**Exercise requirements**. Repeat the entire listing exactly as written.

**Data rows**.
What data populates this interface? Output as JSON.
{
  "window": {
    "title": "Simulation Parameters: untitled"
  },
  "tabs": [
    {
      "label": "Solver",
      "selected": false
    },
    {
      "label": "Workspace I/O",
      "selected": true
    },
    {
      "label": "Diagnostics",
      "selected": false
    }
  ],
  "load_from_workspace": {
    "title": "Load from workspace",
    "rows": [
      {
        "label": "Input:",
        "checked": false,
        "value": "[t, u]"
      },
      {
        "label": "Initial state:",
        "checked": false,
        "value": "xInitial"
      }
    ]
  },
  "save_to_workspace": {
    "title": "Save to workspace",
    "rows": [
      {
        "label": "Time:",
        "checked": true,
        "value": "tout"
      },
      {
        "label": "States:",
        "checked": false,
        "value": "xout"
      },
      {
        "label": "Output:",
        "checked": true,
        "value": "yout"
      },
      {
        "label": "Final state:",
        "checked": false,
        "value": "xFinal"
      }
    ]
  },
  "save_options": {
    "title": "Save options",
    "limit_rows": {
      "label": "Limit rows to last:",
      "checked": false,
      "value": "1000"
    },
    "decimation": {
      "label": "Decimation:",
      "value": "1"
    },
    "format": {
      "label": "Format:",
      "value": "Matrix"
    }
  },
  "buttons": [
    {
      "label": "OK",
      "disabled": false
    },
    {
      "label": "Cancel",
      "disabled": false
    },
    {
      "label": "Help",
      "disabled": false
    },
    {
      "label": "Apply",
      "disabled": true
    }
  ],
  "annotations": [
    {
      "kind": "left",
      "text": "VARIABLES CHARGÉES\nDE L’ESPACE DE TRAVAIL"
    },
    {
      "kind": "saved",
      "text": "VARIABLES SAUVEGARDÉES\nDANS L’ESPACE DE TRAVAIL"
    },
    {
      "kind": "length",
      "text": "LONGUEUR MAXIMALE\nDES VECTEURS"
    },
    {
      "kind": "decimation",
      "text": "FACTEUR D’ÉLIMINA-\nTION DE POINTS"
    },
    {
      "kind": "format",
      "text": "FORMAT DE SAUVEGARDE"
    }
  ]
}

**Task solution**.
What data populates this interface? Output as JSON.
{
  "window": {
    "title": "Simulation Parameters: untitled"
  },
  "tabs": [
    {
      "label": "Solver",
      "selected": false
    },
    {
      "label": "Workspace I/O",
      "selected": true
    },
    {
      "label": "Diagnostics",
      "selected": false
    }
  ],
  "load_from_workspace": {
    "title": "Load from workspace",
    "rows": [
      {
        "label": "Input:",
        "checked": false,
        "value": "[t, u]"
      },
      {
        "label": "Initial state:",
        "checked": false,
        "value": "xInitial"
      }
    ]
  },
  "save_to_workspace": {
    "title": "Save to workspace",
    "rows": [
      {
        "label": "Time:",
        "checked": true,
        "value": "tout"
      },
      {
        "label": "States:",
        "checked": false,
        "value": "xout"
      },
      {
        "label": "Output:",
        "checked": true,
        "value": "yout"
      },
      {
        "label": "Final state:",
        "checked": false,
        "value": "xFinal"
      }
    ]
  },
  "save_options": {
    "title": "Save options",
    "limit_rows": {
      "label": "Limit rows to last:",
      "checked": false,
      "value": "1000"
    },
    "decimation": {
      "label": "Decimation:",
      "value": "1"
    },
    "format": {
      "label": "Format:",
      "value": "Matrix"
    }
  },
  "buttons": [
    {
      "label": "OK",
      "disabled": false
    },
    {
      "label": "Cancel",
      "disabled": false
    },
    {
      "label": "Help",
      "disabled": false
    },
    {
      "label": "Apply",
      "disabled": true
    }
  ],
  "annotations": [
    {
      "kind": "left",
      "text": "VARIABLES CHARGÉES\nDE L’ESPACE DE TRAVAIL"
    },
    {
      "kind": "saved",
      "text": "VARIABLES SAUVEGARDÉES\nDANS L’ESPACE DE TRAVAIL"
    },
    {
      "kind": "length",
      "text": "LONGUEUR MAXIMALE\nDES VECTEURS"
    },
    {
      "kind": "decimation",
      "text": "FACTEUR D’ÉLIMINA-\nTION DE POINTS"
    },
    {
      "kind": "format",
      "text": "FORMAT DE SAUVEGARDE"
    }
  ]
}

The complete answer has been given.